[Problem to work on]: Update all the records below, changing "bboxes" to "bounding boxes" and leaving everything else as it is. Omit the pictures from your answer.

[Records supplied]:

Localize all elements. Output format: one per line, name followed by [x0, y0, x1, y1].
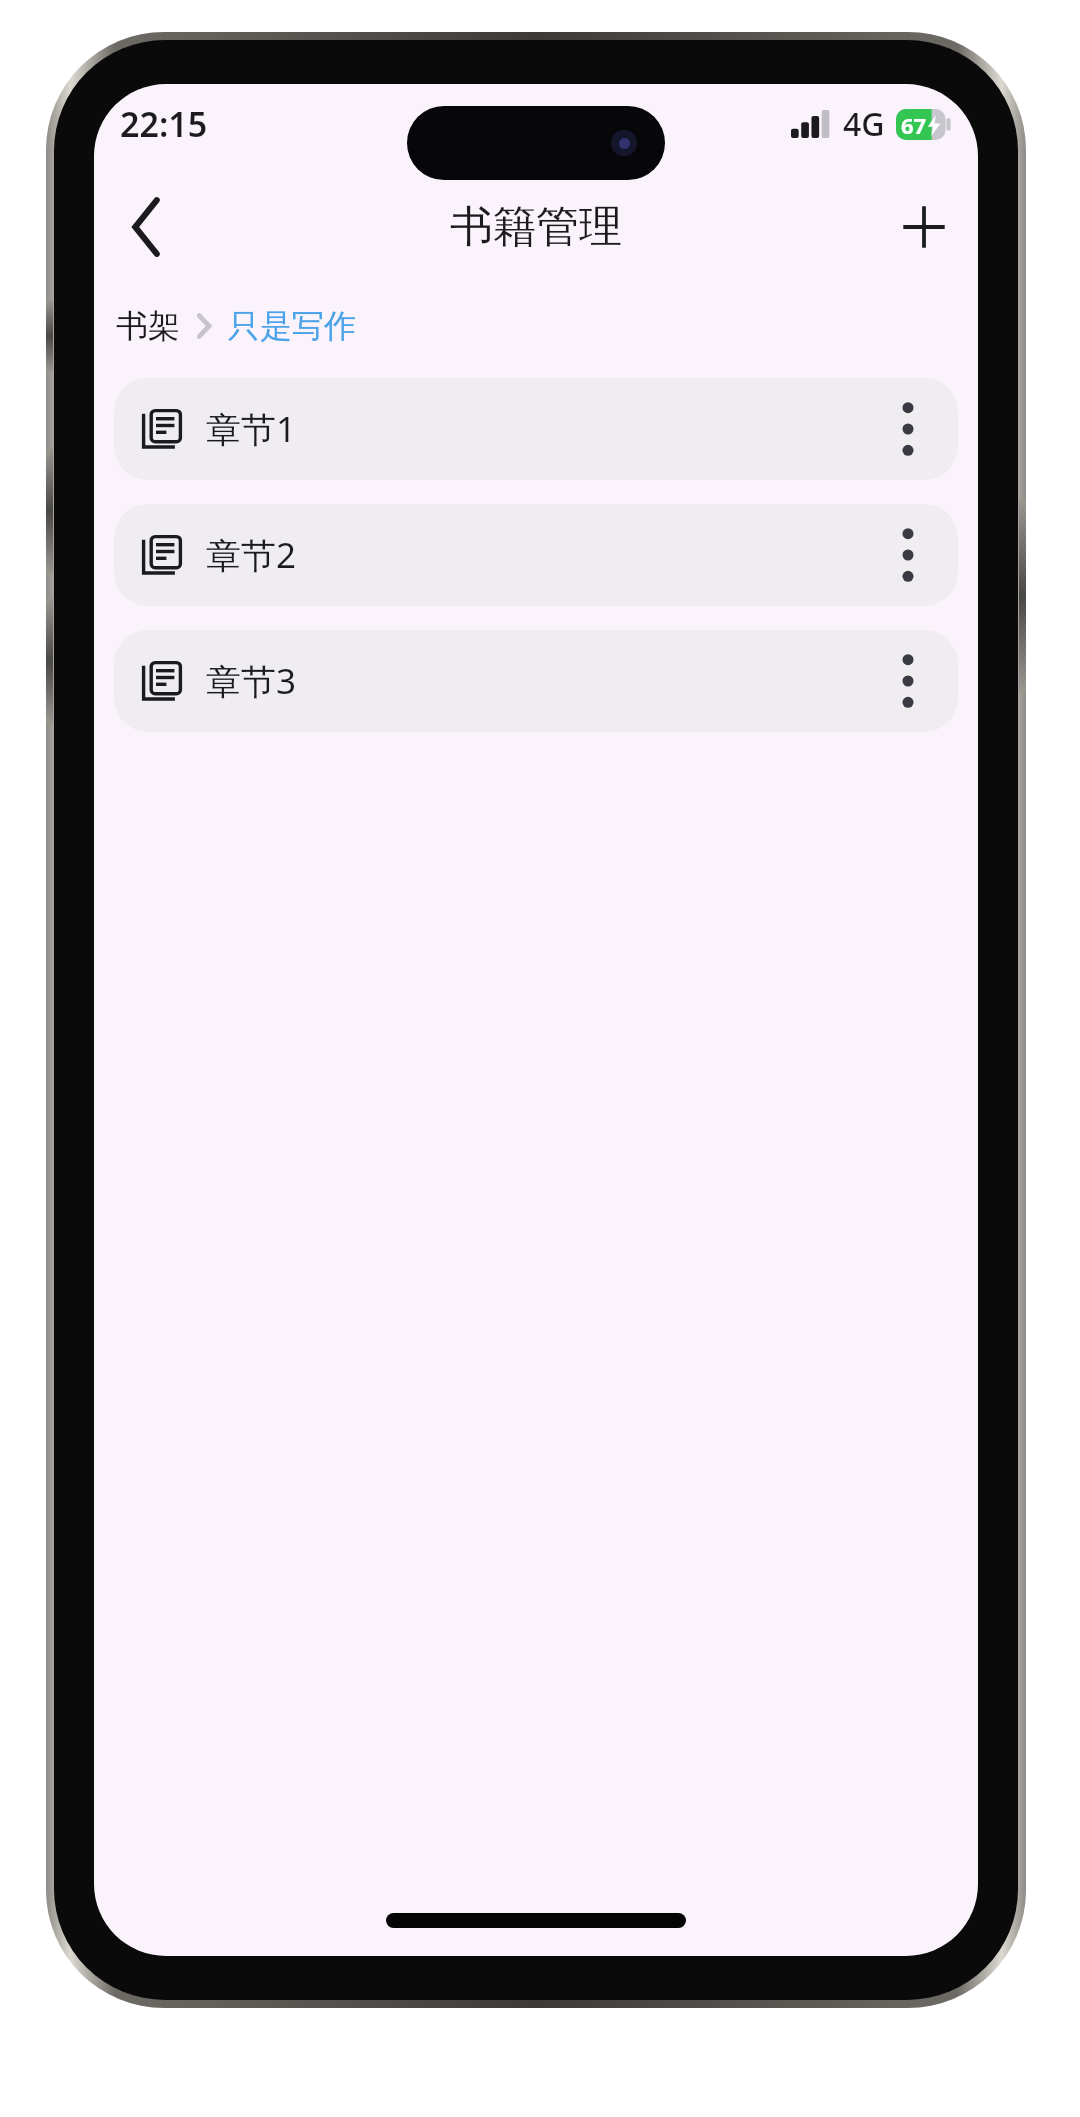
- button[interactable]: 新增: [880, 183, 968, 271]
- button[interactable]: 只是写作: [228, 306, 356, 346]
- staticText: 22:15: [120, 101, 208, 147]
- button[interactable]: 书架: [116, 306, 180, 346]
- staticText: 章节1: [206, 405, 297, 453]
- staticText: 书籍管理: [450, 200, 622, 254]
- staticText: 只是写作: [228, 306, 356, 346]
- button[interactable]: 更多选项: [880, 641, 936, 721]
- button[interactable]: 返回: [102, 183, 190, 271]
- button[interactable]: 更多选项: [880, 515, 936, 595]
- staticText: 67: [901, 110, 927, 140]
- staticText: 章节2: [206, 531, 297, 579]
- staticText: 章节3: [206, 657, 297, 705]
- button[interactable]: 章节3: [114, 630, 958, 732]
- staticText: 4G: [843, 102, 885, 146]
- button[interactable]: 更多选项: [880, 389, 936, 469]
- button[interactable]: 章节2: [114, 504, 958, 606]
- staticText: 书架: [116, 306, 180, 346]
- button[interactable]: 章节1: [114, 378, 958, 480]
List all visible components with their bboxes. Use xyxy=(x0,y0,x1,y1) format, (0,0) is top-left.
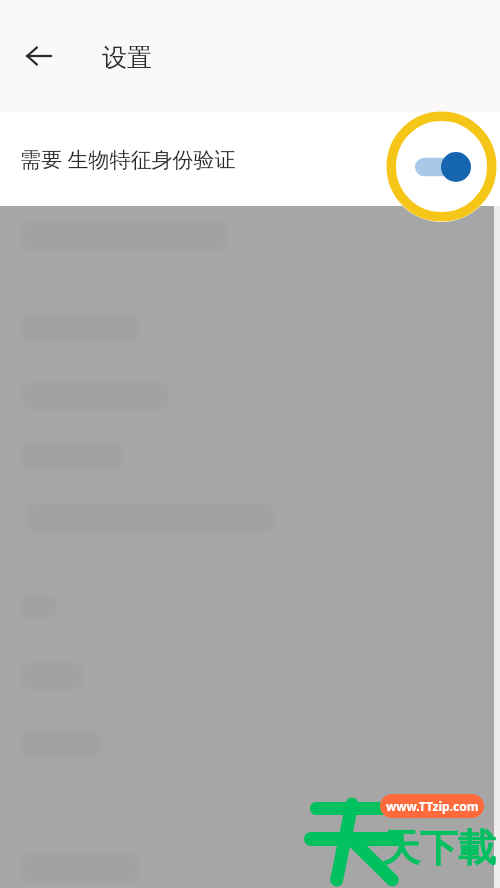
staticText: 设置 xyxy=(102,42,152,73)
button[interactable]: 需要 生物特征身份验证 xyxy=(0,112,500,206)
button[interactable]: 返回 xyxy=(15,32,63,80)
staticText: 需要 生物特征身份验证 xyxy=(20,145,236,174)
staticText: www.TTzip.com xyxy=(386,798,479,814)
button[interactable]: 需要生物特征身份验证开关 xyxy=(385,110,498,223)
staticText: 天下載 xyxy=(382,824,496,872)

[The reply]:
Localize all elements. Output format: one per line, name followed by [x0, y0, x1, y1].
- button[interactable]: 新增: [880, 183, 968, 271]
- button[interactable]: 只是写作: [228, 306, 356, 346]
- staticText: 22:15: [120, 101, 208, 147]
- button[interactable]: 书架: [116, 306, 180, 346]
- staticText: 章节1: [206, 405, 297, 453]
- staticText: 书籍管理: [450, 200, 622, 254]
- staticText: 只是写作: [228, 306, 356, 346]
- button[interactable]: 更多选项: [880, 641, 936, 721]
- button[interactable]: 返回: [102, 183, 190, 271]
- button[interactable]: 更多选项: [880, 515, 936, 595]
- staticText: 67: [901, 110, 927, 140]
- staticText: 章节2: [206, 531, 297, 579]
- staticText: 章节3: [206, 657, 297, 705]
- button[interactable]: 章节3: [114, 630, 958, 732]
- staticText: 4G: [843, 102, 885, 146]
- button[interactable]: 更多选项: [880, 389, 936, 469]
- button[interactable]: 章节2: [114, 504, 958, 606]
- staticText: 书架: [116, 306, 180, 346]
- button[interactable]: 章节1: [114, 378, 958, 480]
List all visible components with their bounding boxes. Use xyxy=(x0,y0,x1,y1) format, (0,0) is top-left.
staticText: 设置 xyxy=(102,42,152,73)
button[interactable]: 需要 生物特征身份验证 xyxy=(0,112,500,206)
button[interactable]: 返回 xyxy=(15,32,63,80)
staticText: 需要 生物特征身份验证 xyxy=(20,145,236,174)
staticText: www.TTzip.com xyxy=(386,798,479,814)
button[interactable]: 需要生物特征身份验证开关 xyxy=(385,110,498,223)
staticText: 天下載 xyxy=(382,824,496,872)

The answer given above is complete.